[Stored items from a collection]
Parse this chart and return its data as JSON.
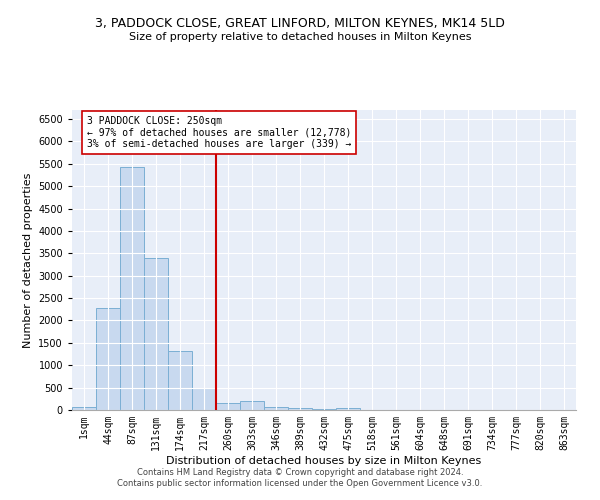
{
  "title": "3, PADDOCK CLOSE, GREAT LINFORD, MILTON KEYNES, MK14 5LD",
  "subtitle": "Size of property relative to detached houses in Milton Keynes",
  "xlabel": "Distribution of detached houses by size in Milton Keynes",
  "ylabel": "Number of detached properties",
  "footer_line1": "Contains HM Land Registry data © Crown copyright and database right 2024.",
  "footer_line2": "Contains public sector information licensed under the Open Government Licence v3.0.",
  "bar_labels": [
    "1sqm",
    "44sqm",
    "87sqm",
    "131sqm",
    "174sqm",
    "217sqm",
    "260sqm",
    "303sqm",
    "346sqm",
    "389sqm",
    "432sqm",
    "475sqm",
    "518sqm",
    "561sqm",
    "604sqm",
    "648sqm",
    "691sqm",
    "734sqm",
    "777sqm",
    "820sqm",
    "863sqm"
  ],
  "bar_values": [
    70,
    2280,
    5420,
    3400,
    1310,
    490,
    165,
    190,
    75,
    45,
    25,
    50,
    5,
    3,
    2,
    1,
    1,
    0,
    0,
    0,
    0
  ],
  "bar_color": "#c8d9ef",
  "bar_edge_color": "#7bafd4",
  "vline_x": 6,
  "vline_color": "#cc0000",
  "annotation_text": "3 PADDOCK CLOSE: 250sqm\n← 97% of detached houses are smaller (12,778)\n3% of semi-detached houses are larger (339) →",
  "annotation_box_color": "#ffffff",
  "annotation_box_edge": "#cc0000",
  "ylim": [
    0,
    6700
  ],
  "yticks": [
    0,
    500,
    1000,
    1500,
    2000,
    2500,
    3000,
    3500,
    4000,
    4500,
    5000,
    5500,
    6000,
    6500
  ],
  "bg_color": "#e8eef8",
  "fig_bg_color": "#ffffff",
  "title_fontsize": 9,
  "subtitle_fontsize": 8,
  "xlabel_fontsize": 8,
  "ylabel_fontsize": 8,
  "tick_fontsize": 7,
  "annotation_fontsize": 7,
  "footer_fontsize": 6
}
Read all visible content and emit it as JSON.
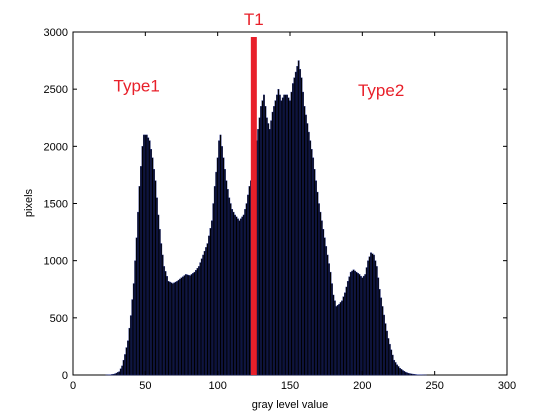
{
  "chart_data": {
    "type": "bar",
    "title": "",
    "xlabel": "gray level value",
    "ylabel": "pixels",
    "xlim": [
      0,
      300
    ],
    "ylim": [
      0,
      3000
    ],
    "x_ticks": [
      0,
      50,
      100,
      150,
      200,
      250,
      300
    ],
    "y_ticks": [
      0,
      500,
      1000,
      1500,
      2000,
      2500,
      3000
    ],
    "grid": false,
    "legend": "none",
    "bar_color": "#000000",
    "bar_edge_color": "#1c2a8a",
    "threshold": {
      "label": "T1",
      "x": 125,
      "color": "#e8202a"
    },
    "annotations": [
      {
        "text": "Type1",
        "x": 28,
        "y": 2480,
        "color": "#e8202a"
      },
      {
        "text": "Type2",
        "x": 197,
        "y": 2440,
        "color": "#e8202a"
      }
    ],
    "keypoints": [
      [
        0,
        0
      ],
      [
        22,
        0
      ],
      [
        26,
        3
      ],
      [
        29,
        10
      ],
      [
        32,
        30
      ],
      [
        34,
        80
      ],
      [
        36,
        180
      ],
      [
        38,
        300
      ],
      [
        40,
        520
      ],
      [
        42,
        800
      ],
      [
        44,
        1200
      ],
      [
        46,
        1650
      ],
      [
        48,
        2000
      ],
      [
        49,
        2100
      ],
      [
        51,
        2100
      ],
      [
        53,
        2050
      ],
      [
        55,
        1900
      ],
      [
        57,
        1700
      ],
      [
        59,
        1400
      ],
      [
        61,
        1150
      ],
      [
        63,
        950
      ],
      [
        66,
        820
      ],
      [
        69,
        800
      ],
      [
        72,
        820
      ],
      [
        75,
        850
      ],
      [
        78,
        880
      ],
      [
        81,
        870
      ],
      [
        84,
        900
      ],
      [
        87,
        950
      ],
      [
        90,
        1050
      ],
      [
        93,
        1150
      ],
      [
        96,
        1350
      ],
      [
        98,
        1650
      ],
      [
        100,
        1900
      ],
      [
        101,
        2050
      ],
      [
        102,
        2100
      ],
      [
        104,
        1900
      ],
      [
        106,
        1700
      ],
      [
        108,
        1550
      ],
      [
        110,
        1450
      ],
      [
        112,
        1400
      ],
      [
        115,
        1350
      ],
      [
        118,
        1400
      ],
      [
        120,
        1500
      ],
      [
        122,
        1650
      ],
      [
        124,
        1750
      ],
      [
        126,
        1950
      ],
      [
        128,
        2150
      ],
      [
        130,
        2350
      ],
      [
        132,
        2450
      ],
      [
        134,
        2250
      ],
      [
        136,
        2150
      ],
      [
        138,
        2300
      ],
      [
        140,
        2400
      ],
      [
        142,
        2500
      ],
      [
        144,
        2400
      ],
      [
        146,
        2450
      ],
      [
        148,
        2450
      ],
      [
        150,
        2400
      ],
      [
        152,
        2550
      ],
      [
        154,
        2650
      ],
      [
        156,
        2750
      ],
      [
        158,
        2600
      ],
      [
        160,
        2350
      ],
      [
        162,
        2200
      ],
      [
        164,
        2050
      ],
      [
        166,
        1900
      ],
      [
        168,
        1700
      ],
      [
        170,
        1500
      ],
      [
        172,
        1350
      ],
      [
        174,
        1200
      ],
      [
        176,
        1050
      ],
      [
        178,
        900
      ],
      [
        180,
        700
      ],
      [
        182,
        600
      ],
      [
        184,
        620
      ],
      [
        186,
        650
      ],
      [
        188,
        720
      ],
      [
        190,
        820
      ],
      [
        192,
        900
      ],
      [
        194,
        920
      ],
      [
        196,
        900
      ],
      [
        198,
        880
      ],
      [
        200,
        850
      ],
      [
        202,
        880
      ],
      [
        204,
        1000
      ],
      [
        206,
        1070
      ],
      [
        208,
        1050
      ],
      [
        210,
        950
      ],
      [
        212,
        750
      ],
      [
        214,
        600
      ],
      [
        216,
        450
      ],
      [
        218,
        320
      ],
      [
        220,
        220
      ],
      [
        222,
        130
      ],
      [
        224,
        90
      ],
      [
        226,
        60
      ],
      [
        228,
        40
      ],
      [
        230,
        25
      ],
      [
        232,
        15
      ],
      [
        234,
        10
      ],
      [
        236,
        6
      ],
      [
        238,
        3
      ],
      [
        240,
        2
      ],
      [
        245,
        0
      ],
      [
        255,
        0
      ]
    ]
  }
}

==

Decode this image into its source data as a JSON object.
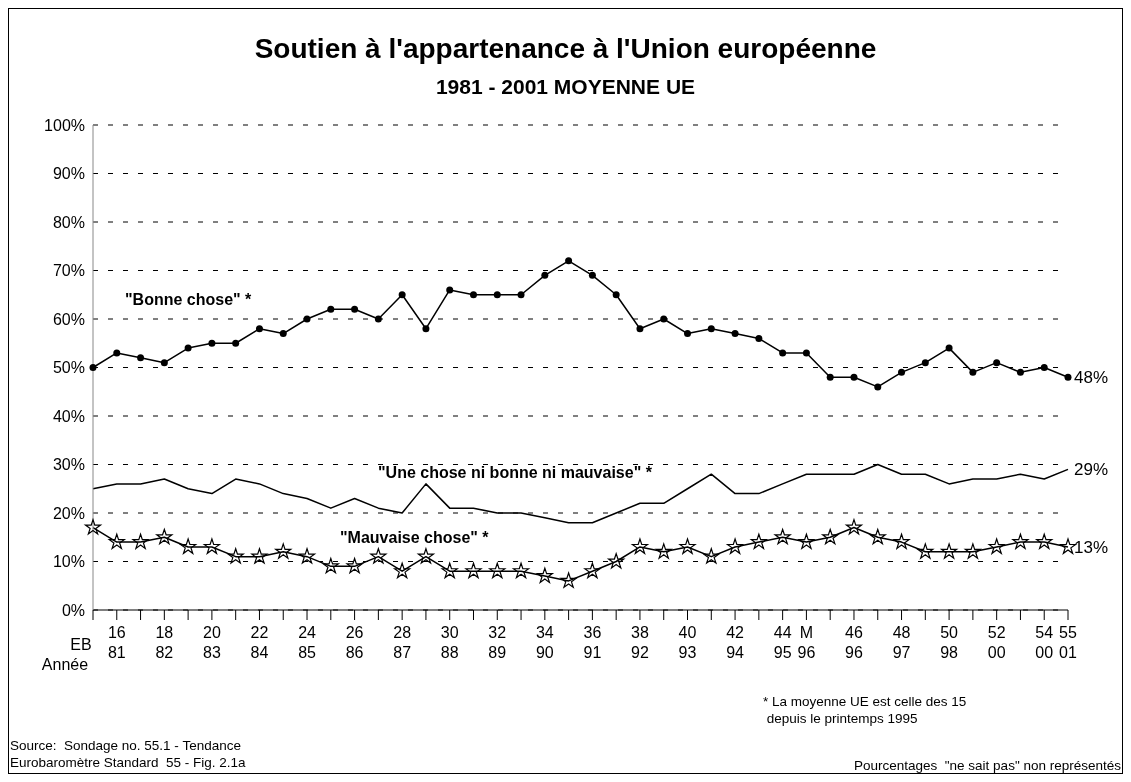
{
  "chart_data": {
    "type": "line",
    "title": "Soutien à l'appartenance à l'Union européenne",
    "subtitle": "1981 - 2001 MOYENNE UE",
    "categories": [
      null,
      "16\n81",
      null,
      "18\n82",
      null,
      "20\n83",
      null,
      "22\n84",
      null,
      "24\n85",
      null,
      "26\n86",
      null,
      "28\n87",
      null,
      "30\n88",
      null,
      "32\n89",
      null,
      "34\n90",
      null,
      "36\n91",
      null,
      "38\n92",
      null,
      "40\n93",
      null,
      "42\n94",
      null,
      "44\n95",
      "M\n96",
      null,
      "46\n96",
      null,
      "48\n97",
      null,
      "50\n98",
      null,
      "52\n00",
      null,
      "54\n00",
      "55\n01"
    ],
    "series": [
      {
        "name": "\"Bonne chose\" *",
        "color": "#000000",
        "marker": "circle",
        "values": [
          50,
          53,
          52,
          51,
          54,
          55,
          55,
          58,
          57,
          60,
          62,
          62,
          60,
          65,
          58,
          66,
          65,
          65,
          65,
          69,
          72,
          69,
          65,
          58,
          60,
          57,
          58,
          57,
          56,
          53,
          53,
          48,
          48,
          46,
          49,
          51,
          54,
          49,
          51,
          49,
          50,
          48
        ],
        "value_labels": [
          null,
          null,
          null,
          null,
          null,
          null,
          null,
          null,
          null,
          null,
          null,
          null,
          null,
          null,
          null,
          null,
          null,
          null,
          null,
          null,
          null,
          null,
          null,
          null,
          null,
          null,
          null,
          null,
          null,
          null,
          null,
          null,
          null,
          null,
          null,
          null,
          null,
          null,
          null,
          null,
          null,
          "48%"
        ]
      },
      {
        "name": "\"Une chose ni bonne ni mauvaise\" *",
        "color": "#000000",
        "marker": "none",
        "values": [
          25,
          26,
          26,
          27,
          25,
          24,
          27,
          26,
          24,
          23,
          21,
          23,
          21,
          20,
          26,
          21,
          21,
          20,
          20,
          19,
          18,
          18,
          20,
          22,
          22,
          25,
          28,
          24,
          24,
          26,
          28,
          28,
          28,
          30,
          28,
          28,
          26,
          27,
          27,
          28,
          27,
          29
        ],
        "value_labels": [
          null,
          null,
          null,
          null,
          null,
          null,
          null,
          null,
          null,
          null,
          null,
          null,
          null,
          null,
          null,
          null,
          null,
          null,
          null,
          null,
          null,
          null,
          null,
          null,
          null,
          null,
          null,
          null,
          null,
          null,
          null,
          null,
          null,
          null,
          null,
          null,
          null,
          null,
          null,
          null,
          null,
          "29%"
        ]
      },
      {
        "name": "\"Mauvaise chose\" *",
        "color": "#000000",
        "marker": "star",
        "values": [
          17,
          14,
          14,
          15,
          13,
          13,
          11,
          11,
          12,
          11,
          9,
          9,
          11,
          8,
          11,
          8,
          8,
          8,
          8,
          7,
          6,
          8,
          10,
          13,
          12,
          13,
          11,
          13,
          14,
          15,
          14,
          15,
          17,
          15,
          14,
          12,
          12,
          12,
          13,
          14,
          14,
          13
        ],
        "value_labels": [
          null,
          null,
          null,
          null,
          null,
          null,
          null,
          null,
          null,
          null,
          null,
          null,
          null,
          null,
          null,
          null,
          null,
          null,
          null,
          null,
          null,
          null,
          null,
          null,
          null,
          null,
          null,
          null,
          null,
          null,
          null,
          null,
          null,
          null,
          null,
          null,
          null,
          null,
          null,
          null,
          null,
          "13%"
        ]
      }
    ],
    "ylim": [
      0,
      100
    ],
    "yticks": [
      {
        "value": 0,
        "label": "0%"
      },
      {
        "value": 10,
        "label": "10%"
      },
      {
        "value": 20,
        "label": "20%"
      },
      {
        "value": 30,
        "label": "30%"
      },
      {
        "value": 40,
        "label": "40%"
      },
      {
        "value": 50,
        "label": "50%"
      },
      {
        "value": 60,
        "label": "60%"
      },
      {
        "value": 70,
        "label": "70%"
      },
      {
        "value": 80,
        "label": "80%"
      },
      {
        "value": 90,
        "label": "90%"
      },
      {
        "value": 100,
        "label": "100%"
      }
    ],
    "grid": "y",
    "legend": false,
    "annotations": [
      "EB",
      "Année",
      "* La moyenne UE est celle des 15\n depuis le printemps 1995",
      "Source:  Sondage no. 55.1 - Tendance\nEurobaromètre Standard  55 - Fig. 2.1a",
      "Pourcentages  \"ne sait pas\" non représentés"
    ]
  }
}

**Problem:** Check each line of the data above for the word "houses" and say how many lines contain it, giving nothing besides the number.

**Expected output:** 3